══ Dataset entries

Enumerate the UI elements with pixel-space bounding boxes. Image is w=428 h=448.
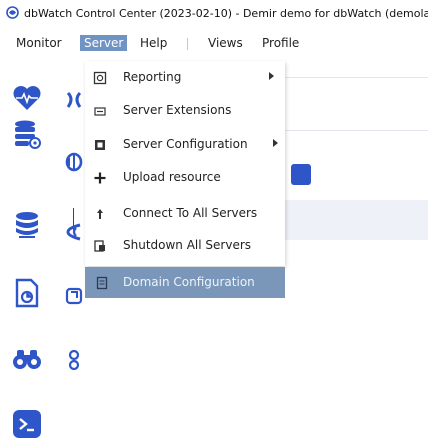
- terminal-icon[interactable]: [11, 408, 43, 440]
- app-logo-icon: [6, 6, 19, 19]
- heart-monitor-icon: [66, 91, 82, 108]
- menu-item-label: Server Configuration: [123, 137, 248, 151]
- sidebar: [0, 60, 55, 448]
- report-icon: [93, 71, 107, 85]
- report-file-icon[interactable]: [11, 277, 43, 309]
- server-menu-dropdown: Reporting Server Extensions Server Confi…: [85, 61, 285, 266]
- menu-item-label: Server Extensions: [123, 103, 232, 117]
- menu-separator: [187, 38, 188, 50]
- menu-item-label: Reporting: [123, 70, 182, 84]
- menu-help[interactable]: Help: [136, 35, 171, 51]
- database-settings-icon[interactable]: [11, 118, 43, 150]
- menu-server[interactable]: Server: [80, 35, 128, 51]
- menu-bar: Monitor Server Help Views Profile: [0, 32, 428, 54]
- menu-item-label: Shutdown All Servers: [123, 238, 252, 252]
- connect-icon: [97, 209, 103, 219]
- menu-profile[interactable]: Profile: [258, 35, 303, 51]
- menu-item-server-configuration[interactable]: Server Configuration: [85, 133, 285, 157]
- database-settings-icon: [65, 152, 83, 172]
- submenu-arrow-icon: [269, 72, 274, 80]
- menu-item-label: Connect To All Servers: [123, 206, 258, 220]
- submenu-arrow-icon: [273, 139, 278, 147]
- menu-item-label: Domain Configuration: [123, 275, 255, 289]
- database-connect-icon[interactable]: [11, 208, 43, 240]
- background-divider: [285, 77, 428, 78]
- background-divider: [285, 130, 428, 131]
- menu-item-upload-resource[interactable]: Upload resource: [85, 166, 285, 190]
- report-file-icon: [65, 287, 83, 305]
- menu-monitor[interactable]: Monitor: [12, 35, 66, 51]
- database-connect-icon: [66, 223, 81, 241]
- menu-item-reporting[interactable]: Reporting: [85, 66, 285, 90]
- menu-item-domain-configuration[interactable]: Domain Configuration: [85, 267, 285, 298]
- menu-item-connect-all-servers[interactable]: Connect To All Servers: [85, 202, 285, 226]
- binoculars-icon[interactable]: [11, 342, 43, 374]
- background-selection: [278, 200, 428, 240]
- configuration-icon: [95, 140, 105, 150]
- heart-monitor-icon[interactable]: [11, 82, 43, 114]
- menu-views[interactable]: Views: [204, 35, 247, 51]
- plus-icon: [94, 172, 106, 184]
- menu-item-shutdown-all-servers[interactable]: Shutdown All Servers: [85, 234, 285, 258]
- rotated-icon-column: [64, 60, 86, 448]
- title-bar: dbWatch Control Center (2023-02-10) - De…: [0, 0, 428, 26]
- menu-item-server-extensions[interactable]: Server Extensions: [85, 99, 285, 123]
- binoculars-icon: [68, 350, 80, 370]
- extensions-icon: [94, 107, 106, 116]
- background-badge[interactable]: [291, 164, 311, 185]
- shutdown-icon: [94, 240, 105, 252]
- window-title: dbWatch Control Center (2023-02-10) - De…: [24, 7, 428, 20]
- domain-icon: [96, 276, 108, 290]
- menu-item-label: Upload resource: [123, 170, 221, 184]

════

Direction. Copy all of the data above verbatim, leaving out the picture.

Reply to the task.
Enumerate the UI elements with pixel-space bounding boxes. Image is w=428 h=448.
- terminal-icon[interactable]: [11, 408, 43, 440]
- app-logo-icon: [6, 6, 19, 19]
- heart-monitor-icon: [66, 91, 82, 108]
- menu-item-label: Server Configuration: [123, 137, 248, 151]
- sidebar: [0, 60, 55, 448]
- report-icon: [93, 71, 107, 85]
- report-file-icon[interactable]: [11, 277, 43, 309]
- server-menu-dropdown: Reporting Server Extensions Server Confi…: [85, 61, 285, 266]
- menu-item-label: Server Extensions: [123, 103, 232, 117]
- menu-separator: [187, 38, 188, 50]
- menu-item-label: Reporting: [123, 70, 182, 84]
- menu-help[interactable]: Help: [136, 35, 171, 51]
- database-settings-icon[interactable]: [11, 118, 43, 150]
- menu-server[interactable]: Server: [80, 35, 128, 51]
- menu-bar: Monitor Server Help Views Profile: [0, 32, 428, 54]
- menu-item-label: Shutdown All Servers: [123, 238, 252, 252]
- connect-icon: [97, 209, 103, 219]
- menu-profile[interactable]: Profile: [258, 35, 303, 51]
- menu-item-server-configuration[interactable]: Server Configuration: [85, 133, 285, 157]
- database-settings-icon: [65, 152, 83, 172]
- submenu-arrow-icon: [269, 72, 274, 80]
- menu-item-label: Connect To All Servers: [123, 206, 258, 220]
- submenu-arrow-icon: [273, 139, 278, 147]
- menu-item-label: Domain Configuration: [123, 275, 255, 289]
- database-connect-icon[interactable]: [11, 208, 43, 240]
- background-divider: [285, 77, 428, 78]
- background-divider: [285, 130, 428, 131]
- menu-item-upload-resource[interactable]: Upload resource: [85, 166, 285, 190]
- report-file-icon: [65, 287, 83, 305]
- menu-monitor[interactable]: Monitor: [12, 35, 66, 51]
- database-connect-icon: [66, 223, 81, 241]
- menu-item-reporting[interactable]: Reporting: [85, 66, 285, 90]
- menu-item-domain-configuration[interactable]: Domain Configuration: [85, 267, 285, 298]
- menu-item-connect-all-servers[interactable]: Connect To All Servers: [85, 202, 285, 226]
- binoculars-icon[interactable]: [11, 342, 43, 374]
- background-selection: [278, 200, 428, 240]
- configuration-icon: [95, 140, 105, 150]
- heart-monitor-icon[interactable]: [11, 82, 43, 114]
- menu-views[interactable]: Views: [204, 35, 247, 51]
- plus-icon: [94, 172, 106, 184]
- menu-item-shutdown-all-servers[interactable]: Shutdown All Servers: [85, 234, 285, 258]
- rotated-icon-column: [64, 60, 86, 448]
- title-bar: dbWatch Control Center (2023-02-10) - De…: [0, 0, 428, 26]
- menu-item-server-extensions[interactable]: Server Extensions: [85, 99, 285, 123]
- binoculars-icon: [68, 350, 80, 370]
- extensions-icon: [94, 107, 106, 116]
- background-badge[interactable]: [291, 164, 311, 185]
- shutdown-icon: [94, 240, 105, 252]
- window-title: dbWatch Control Center (2023-02-10) - De…: [24, 7, 428, 20]
- domain-icon: [96, 276, 108, 290]
- menu-item-label: Upload resource: [123, 170, 221, 184]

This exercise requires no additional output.